DIRECTIONS —
Gather up the lines with the word "content" in them.

DATA SHOWN —
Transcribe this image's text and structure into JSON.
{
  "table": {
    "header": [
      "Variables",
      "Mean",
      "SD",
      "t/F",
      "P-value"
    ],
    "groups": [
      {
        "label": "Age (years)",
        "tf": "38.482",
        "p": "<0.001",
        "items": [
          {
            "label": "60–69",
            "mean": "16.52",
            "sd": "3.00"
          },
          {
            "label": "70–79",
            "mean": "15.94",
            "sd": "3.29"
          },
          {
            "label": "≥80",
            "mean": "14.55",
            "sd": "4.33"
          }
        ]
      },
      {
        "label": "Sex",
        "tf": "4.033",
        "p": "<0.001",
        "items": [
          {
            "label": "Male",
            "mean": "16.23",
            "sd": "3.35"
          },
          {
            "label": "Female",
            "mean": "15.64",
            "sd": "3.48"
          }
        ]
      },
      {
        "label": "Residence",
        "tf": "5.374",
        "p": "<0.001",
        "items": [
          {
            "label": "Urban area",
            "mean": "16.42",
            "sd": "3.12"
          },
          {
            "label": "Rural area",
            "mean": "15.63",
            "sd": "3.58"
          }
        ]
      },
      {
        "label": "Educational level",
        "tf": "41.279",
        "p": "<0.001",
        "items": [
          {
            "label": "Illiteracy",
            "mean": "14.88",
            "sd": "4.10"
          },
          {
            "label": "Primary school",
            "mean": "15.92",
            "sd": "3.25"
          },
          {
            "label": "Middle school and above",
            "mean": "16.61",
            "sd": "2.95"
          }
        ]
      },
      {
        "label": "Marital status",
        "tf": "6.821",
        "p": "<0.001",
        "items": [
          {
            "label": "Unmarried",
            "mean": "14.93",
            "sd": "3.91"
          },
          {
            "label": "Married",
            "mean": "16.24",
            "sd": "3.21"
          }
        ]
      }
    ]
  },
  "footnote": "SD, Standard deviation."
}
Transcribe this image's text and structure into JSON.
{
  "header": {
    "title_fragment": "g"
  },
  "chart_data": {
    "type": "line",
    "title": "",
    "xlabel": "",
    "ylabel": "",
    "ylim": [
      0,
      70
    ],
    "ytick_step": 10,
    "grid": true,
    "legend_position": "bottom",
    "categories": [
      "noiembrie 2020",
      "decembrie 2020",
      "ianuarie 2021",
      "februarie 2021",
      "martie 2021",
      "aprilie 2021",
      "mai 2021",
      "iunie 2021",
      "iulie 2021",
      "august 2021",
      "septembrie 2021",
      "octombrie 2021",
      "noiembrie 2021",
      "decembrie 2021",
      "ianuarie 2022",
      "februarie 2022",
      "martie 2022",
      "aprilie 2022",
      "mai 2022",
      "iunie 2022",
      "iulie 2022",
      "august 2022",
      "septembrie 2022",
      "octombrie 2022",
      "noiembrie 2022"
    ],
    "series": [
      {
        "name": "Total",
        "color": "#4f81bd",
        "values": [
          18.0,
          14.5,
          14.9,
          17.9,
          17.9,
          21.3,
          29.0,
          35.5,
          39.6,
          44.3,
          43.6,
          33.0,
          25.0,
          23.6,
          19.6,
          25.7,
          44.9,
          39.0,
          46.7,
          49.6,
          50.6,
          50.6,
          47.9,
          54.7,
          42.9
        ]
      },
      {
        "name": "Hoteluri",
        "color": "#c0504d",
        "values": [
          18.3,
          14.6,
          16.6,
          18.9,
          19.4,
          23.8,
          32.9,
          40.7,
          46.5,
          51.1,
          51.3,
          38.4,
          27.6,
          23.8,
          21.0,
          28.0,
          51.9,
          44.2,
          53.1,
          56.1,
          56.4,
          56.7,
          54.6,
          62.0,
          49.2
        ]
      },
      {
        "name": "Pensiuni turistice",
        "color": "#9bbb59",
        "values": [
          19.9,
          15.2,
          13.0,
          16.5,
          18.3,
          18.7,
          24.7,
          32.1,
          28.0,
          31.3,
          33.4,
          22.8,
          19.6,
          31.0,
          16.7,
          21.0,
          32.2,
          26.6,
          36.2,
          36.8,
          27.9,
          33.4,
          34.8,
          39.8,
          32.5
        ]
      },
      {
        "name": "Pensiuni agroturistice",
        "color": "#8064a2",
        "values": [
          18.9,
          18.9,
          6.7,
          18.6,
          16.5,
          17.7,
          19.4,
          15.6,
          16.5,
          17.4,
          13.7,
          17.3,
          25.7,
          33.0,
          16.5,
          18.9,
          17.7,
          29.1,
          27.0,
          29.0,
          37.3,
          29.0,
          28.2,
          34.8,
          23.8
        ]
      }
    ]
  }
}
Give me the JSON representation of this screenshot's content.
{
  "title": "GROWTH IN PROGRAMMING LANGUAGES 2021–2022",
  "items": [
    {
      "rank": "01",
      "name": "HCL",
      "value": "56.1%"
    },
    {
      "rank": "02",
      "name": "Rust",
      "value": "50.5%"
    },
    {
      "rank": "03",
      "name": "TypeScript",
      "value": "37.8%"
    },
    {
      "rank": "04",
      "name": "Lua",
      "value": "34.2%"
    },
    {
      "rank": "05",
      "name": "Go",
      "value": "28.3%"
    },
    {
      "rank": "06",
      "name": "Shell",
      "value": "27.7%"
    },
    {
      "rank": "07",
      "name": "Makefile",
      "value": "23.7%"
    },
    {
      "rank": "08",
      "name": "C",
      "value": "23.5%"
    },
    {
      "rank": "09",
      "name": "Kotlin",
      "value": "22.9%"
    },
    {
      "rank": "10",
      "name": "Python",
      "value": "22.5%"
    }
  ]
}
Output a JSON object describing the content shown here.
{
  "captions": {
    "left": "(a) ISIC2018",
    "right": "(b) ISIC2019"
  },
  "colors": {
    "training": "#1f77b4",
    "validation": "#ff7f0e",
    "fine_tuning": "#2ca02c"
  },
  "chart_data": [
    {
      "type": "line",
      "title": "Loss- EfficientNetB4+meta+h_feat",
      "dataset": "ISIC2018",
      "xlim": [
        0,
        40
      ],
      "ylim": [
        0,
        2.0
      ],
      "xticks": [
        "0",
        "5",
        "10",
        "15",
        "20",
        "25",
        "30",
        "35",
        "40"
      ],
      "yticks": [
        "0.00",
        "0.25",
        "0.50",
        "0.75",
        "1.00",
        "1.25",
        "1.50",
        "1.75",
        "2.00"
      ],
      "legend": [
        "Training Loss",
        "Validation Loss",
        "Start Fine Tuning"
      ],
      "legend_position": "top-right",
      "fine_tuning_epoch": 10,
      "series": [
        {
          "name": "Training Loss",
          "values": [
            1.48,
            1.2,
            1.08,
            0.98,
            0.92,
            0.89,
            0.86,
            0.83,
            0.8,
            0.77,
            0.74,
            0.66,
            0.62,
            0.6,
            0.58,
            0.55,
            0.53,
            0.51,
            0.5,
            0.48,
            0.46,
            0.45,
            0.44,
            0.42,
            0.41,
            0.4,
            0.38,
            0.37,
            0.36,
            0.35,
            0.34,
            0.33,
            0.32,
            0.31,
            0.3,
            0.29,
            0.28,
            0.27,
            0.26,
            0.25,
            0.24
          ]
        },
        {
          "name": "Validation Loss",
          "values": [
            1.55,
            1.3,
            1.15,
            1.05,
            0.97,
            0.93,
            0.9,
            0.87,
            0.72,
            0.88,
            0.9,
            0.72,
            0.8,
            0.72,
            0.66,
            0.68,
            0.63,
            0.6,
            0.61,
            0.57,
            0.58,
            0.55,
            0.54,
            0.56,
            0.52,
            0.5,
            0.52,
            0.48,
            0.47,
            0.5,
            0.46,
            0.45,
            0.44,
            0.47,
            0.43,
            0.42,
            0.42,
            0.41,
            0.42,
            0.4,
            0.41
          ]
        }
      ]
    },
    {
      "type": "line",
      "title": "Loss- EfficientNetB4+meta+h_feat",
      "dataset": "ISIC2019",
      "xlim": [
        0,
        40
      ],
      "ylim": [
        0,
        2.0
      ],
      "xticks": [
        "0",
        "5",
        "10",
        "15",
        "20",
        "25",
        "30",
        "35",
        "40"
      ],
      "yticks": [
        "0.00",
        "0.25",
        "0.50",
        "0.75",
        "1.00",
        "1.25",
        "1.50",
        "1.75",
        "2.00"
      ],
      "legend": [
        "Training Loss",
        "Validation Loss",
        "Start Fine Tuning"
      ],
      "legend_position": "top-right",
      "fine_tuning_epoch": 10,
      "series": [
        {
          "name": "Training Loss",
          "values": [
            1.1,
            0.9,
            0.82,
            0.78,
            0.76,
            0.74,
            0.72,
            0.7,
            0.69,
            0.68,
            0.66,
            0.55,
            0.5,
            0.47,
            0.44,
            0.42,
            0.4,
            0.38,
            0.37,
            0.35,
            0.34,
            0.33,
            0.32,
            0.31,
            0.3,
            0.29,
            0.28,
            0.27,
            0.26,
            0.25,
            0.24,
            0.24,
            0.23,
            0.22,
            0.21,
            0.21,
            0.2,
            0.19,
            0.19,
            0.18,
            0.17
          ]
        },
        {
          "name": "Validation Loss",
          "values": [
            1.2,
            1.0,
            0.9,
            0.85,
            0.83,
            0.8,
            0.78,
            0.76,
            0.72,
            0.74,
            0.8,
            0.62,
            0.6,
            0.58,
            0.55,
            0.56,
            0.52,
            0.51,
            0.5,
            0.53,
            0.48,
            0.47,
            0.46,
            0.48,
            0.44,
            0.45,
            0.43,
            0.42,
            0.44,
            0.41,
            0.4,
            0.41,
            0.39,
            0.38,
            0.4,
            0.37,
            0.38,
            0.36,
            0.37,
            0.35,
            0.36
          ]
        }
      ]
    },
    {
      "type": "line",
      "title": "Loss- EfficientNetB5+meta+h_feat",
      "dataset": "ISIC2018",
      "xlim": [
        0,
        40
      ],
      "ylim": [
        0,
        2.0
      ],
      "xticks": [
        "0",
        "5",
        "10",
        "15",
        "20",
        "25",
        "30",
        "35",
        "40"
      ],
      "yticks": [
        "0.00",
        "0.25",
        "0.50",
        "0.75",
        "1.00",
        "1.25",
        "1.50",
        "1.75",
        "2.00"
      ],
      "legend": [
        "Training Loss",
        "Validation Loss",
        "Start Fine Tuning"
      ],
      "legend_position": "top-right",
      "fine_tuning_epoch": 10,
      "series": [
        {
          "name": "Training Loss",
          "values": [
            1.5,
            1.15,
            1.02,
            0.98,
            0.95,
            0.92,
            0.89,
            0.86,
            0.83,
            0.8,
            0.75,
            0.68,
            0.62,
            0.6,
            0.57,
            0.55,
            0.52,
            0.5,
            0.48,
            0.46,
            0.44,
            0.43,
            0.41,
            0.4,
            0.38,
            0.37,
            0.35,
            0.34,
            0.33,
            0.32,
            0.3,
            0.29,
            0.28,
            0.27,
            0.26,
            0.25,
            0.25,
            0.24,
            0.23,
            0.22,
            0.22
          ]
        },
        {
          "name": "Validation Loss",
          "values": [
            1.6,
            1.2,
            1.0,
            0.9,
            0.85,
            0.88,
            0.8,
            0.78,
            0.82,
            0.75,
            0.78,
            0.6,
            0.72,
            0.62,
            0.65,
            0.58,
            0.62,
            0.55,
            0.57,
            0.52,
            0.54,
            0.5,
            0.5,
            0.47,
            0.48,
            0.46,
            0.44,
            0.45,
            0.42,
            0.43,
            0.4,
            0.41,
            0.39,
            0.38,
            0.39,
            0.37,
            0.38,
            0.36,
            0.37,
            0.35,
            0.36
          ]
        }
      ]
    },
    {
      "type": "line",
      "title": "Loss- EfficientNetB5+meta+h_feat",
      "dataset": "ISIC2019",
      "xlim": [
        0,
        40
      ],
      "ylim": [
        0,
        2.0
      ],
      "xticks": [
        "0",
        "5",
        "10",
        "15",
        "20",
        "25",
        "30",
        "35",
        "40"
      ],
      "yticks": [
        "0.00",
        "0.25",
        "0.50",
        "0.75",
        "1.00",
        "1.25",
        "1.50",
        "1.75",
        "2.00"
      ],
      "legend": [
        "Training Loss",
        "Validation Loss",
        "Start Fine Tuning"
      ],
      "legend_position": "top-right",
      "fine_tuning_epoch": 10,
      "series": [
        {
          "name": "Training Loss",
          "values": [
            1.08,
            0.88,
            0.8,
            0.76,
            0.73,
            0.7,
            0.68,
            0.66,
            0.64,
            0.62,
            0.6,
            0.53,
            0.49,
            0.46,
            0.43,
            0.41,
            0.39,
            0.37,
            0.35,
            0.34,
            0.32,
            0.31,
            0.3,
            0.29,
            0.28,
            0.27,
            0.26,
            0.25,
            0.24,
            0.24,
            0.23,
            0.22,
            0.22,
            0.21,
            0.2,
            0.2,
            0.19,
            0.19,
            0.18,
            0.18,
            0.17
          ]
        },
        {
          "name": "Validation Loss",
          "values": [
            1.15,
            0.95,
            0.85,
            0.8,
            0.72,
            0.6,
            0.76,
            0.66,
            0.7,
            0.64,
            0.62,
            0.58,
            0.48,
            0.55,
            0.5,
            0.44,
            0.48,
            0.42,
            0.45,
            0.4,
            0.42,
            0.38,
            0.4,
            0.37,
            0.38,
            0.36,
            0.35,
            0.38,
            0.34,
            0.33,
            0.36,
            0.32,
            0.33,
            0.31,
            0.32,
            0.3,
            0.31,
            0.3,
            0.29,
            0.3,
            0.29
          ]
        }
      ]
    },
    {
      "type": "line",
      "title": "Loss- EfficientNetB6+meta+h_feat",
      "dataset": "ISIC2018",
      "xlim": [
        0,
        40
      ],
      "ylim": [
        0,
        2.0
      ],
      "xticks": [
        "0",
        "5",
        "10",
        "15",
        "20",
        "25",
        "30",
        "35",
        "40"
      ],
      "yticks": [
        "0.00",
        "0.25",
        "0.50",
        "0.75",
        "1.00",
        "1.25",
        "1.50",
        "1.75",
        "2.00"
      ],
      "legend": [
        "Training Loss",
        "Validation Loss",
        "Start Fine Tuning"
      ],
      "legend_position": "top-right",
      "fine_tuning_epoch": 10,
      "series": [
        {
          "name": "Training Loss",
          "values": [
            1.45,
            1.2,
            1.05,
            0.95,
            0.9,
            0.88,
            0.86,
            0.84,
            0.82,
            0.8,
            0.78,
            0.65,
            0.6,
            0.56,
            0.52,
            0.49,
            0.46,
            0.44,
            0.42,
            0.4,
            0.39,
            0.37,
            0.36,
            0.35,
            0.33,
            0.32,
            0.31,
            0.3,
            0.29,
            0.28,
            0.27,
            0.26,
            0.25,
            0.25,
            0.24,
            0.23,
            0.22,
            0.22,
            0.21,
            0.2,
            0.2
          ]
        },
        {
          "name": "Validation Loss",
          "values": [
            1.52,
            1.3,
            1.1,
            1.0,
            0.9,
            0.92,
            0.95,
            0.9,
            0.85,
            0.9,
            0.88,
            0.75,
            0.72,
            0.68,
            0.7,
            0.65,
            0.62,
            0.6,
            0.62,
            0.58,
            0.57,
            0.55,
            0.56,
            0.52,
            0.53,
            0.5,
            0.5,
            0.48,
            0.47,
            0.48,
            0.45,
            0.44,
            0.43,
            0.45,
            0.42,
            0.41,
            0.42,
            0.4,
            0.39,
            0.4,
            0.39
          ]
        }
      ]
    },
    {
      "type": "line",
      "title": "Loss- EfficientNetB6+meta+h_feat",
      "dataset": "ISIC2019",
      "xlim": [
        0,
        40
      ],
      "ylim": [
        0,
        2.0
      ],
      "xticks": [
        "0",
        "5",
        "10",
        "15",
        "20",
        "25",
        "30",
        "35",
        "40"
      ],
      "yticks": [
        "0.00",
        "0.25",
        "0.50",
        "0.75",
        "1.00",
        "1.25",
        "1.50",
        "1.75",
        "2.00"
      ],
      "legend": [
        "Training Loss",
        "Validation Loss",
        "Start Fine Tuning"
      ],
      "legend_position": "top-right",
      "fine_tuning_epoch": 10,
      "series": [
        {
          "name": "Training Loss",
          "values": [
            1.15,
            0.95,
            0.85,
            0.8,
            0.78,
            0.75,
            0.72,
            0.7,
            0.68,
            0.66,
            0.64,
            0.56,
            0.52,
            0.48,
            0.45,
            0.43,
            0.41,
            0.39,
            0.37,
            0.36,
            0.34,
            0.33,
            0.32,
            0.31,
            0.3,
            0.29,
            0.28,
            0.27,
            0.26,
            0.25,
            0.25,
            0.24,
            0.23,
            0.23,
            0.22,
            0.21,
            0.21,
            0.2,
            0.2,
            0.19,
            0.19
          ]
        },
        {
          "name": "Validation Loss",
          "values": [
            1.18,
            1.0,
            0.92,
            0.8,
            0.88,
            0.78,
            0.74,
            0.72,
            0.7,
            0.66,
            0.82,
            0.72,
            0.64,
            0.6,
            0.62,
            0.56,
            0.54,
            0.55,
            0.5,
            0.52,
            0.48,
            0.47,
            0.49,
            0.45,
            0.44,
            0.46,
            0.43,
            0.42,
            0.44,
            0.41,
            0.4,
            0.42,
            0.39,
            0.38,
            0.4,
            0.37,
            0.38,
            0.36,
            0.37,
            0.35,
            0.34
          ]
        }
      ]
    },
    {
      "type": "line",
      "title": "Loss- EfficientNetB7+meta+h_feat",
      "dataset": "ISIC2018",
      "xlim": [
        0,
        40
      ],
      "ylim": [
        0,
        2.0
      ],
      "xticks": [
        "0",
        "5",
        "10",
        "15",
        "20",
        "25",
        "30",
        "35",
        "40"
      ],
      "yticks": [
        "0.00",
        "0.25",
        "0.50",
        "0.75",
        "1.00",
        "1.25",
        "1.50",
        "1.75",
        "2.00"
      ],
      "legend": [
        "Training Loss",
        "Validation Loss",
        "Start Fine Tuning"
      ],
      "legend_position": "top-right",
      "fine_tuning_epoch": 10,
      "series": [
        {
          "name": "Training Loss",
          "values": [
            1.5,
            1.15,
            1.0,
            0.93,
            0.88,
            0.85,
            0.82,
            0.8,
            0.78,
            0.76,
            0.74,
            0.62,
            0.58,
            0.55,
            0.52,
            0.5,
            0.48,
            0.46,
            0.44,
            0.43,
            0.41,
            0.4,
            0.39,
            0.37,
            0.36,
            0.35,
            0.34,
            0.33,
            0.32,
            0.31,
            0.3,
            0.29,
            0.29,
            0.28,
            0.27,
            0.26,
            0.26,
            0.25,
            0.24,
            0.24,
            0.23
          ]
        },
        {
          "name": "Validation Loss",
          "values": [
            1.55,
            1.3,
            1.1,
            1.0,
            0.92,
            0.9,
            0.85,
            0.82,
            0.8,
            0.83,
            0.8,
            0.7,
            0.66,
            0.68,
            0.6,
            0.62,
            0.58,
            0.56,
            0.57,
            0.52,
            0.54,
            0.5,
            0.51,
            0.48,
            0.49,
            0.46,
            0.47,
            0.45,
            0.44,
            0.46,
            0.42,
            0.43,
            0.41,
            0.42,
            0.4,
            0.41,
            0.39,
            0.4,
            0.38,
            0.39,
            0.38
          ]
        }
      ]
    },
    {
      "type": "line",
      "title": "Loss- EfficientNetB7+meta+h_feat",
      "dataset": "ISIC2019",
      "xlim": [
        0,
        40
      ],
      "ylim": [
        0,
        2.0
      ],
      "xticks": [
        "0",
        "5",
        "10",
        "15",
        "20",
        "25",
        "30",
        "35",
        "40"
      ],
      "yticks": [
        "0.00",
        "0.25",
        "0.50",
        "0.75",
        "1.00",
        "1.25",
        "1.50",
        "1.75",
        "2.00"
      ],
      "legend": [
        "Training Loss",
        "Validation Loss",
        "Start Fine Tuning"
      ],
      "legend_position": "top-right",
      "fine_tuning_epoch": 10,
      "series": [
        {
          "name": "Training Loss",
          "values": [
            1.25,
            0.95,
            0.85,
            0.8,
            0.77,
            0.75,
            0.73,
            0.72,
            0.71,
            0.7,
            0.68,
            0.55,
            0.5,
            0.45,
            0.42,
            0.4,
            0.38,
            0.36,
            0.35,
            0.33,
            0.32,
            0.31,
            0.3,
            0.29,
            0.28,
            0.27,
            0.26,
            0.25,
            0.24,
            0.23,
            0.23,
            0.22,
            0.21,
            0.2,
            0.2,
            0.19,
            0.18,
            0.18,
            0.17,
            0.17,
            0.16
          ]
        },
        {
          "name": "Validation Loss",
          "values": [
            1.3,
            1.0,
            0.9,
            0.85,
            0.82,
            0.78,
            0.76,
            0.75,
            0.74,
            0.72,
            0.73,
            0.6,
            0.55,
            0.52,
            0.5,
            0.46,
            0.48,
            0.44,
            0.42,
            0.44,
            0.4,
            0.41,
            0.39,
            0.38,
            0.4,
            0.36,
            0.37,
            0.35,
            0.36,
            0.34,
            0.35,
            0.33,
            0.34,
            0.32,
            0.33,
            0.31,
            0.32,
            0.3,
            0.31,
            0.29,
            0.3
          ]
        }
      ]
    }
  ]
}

EXERCISE RESPONSE —
Give me the JSON representation of this screenshot's content.
Output a JSON object describing the content shown here.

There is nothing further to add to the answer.